» Short exercise
Repeat each entry as written and leave the images out of the copy.

» Given information
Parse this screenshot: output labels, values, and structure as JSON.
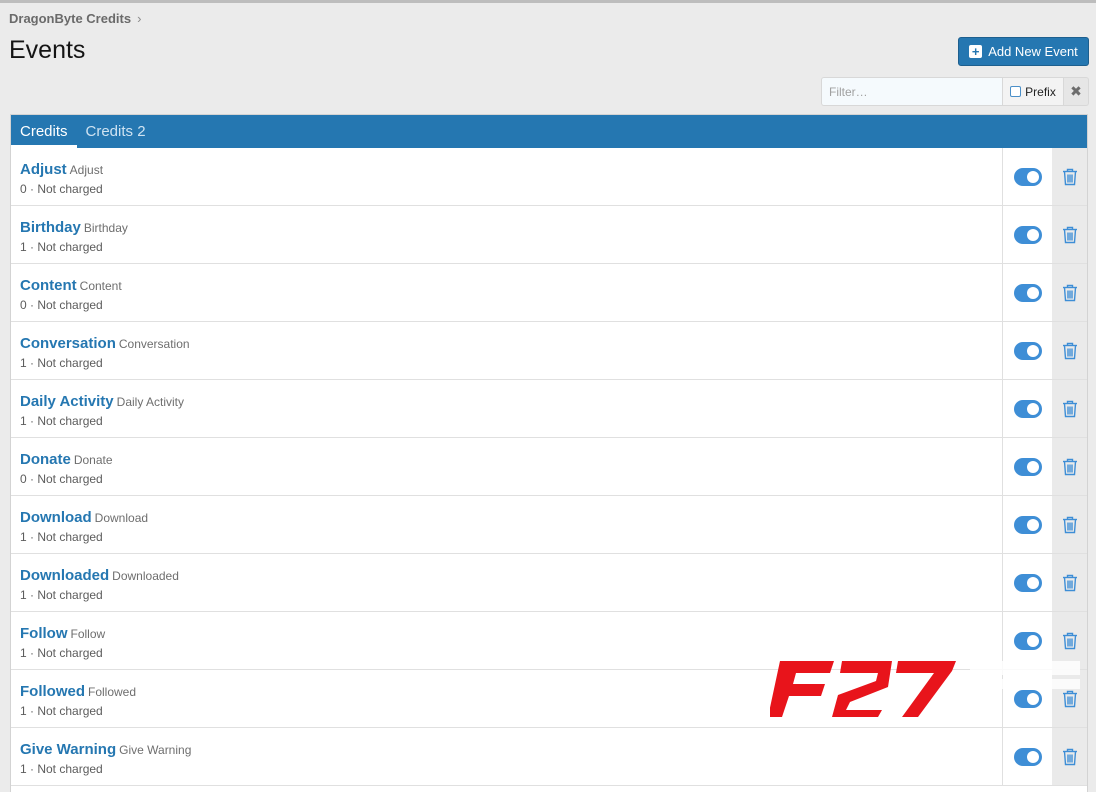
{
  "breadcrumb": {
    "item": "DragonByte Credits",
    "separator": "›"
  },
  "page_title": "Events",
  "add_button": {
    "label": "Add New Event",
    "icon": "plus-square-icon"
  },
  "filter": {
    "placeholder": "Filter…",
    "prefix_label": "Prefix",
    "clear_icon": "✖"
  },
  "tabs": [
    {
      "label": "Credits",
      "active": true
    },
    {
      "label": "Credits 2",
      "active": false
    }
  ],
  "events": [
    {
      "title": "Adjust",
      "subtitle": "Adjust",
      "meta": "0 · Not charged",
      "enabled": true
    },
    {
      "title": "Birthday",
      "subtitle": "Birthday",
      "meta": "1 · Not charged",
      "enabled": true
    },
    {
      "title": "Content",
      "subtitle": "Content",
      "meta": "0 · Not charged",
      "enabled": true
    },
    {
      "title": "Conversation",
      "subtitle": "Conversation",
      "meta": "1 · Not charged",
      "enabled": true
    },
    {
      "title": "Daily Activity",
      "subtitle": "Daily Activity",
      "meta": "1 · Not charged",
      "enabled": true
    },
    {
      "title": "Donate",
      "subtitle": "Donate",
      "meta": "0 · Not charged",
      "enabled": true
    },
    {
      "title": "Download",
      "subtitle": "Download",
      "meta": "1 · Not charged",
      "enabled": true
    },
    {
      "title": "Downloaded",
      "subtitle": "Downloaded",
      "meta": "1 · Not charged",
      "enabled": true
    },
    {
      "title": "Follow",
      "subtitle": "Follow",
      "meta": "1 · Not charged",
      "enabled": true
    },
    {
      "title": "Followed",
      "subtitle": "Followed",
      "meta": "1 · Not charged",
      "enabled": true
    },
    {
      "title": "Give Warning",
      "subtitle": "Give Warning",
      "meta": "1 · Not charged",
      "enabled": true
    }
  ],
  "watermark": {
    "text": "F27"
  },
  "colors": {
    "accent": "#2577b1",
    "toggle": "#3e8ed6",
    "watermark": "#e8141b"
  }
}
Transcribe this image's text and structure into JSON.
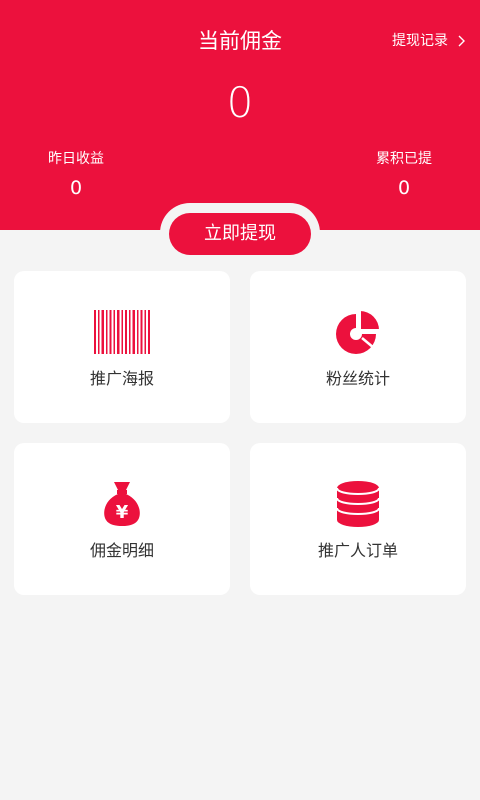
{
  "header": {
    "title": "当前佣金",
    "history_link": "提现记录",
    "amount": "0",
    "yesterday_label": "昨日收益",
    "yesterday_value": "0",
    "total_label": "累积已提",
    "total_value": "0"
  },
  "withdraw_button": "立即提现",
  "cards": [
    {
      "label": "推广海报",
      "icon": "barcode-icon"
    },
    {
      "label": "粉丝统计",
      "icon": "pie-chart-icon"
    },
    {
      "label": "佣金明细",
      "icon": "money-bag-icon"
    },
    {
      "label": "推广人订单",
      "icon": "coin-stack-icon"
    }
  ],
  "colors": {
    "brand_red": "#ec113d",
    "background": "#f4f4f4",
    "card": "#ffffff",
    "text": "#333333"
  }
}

» Full response
Parse this screenshot: output labels, values, and structure as JSON.
{
  "breadcrumb": {
    "item": "DragonByte Credits",
    "separator": "›"
  },
  "page_title": "Events",
  "add_button": {
    "label": "Add New Event",
    "icon": "plus-square-icon"
  },
  "filter": {
    "placeholder": "Filter…",
    "prefix_label": "Prefix",
    "clear_icon": "✖"
  },
  "tabs": [
    {
      "label": "Credits",
      "active": true
    },
    {
      "label": "Credits 2",
      "active": false
    }
  ],
  "events": [
    {
      "title": "Adjust",
      "subtitle": "Adjust",
      "meta": "0 · Not charged",
      "enabled": true
    },
    {
      "title": "Birthday",
      "subtitle": "Birthday",
      "meta": "1 · Not charged",
      "enabled": true
    },
    {
      "title": "Content",
      "subtitle": "Content",
      "meta": "0 · Not charged",
      "enabled": true
    },
    {
      "title": "Conversation",
      "subtitle": "Conversation",
      "meta": "1 · Not charged",
      "enabled": true
    },
    {
      "title": "Daily Activity",
      "subtitle": "Daily Activity",
      "meta": "1 · Not charged",
      "enabled": true
    },
    {
      "title": "Donate",
      "subtitle": "Donate",
      "meta": "0 · Not charged",
      "enabled": true
    },
    {
      "title": "Download",
      "subtitle": "Download",
      "meta": "1 · Not charged",
      "enabled": true
    },
    {
      "title": "Downloaded",
      "subtitle": "Downloaded",
      "meta": "1 · Not charged",
      "enabled": true
    },
    {
      "title": "Follow",
      "subtitle": "Follow",
      "meta": "1 · Not charged",
      "enabled": true
    },
    {
      "title": "Followed",
      "subtitle": "Followed",
      "meta": "1 · Not charged",
      "enabled": true
    },
    {
      "title": "Give Warning",
      "subtitle": "Give Warning",
      "meta": "1 · Not charged",
      "enabled": true
    }
  ],
  "watermark": {
    "text": "F27"
  },
  "colors": {
    "accent": "#2577b1",
    "toggle": "#3e8ed6",
    "watermark": "#e8141b"
  }
}
Transcribe this image's text and structure into JSON.
{
  "header": {
    "title": "当前佣金",
    "history_link": "提现记录",
    "amount": "0",
    "yesterday_label": "昨日收益",
    "yesterday_value": "0",
    "total_label": "累积已提",
    "total_value": "0"
  },
  "withdraw_button": "立即提现",
  "cards": [
    {
      "label": "推广海报",
      "icon": "barcode-icon"
    },
    {
      "label": "粉丝统计",
      "icon": "pie-chart-icon"
    },
    {
      "label": "佣金明细",
      "icon": "money-bag-icon"
    },
    {
      "label": "推广人订单",
      "icon": "coin-stack-icon"
    }
  ],
  "colors": {
    "brand_red": "#ec113d",
    "background": "#f4f4f4",
    "card": "#ffffff",
    "text": "#333333"
  }
}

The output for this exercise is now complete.